WHAT YOU WILL DO: Work out the number of lines containing "Care". Answer with nothing but that number.

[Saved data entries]
■ ■ ■ ■ ■

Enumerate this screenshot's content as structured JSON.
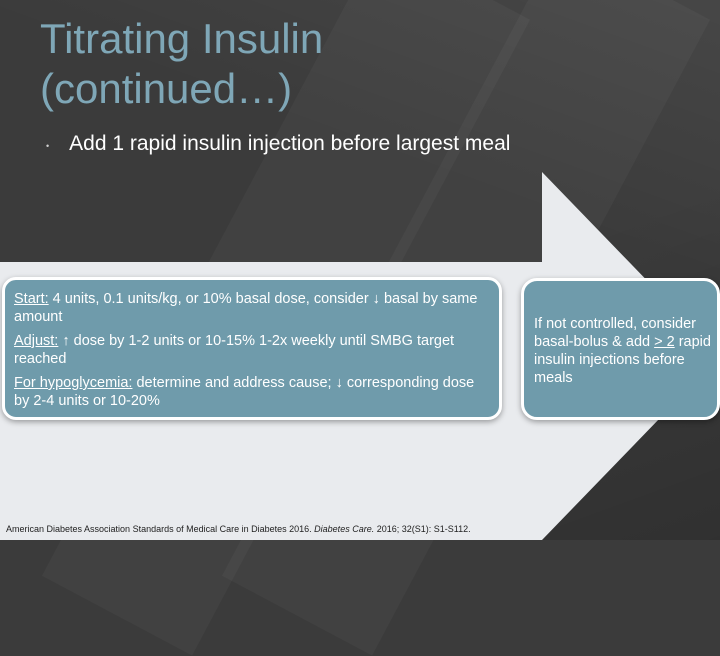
{
  "slide": {
    "title_line1": "Titrating Insulin",
    "title_line2": "(continued…)",
    "bullet": "Add 1 rapid insulin injection before largest meal",
    "left_box": {
      "start_label": "Start:",
      "start_text": " 4 units, 0.1 units/kg, or 10% basal dose, consider ↓ basal by same amount",
      "adjust_label": "Adjust:",
      "adjust_text": " ↑ dose by 1-2 units or 10-15% 1-2x weekly until SMBG target reached",
      "hypo_label": "For hypoglycemia:",
      "hypo_text": " determine and address cause; ↓ corresponding dose by 2-4 units or 10-20%"
    },
    "right_box": {
      "text_prefix": "If not controlled, consider basal-bolus & add ",
      "text_gte": "> 2",
      "text_suffix": " rapid insulin injections before meals"
    },
    "footnote": {
      "prefix": "American Diabetes Association Standards of Medical Care in Diabetes 2016. ",
      "journal": "Diabetes Care.",
      "suffix": " 2016; 32(S1): S1-S112."
    }
  },
  "colors": {
    "background": "#3b3b3b",
    "title": "#7fa7b7",
    "box_fill": "#6f9bab",
    "arrow_fill": "#e9ebee"
  }
}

■ ■ ■ ■ ■

EXPECTED ANSWER: 2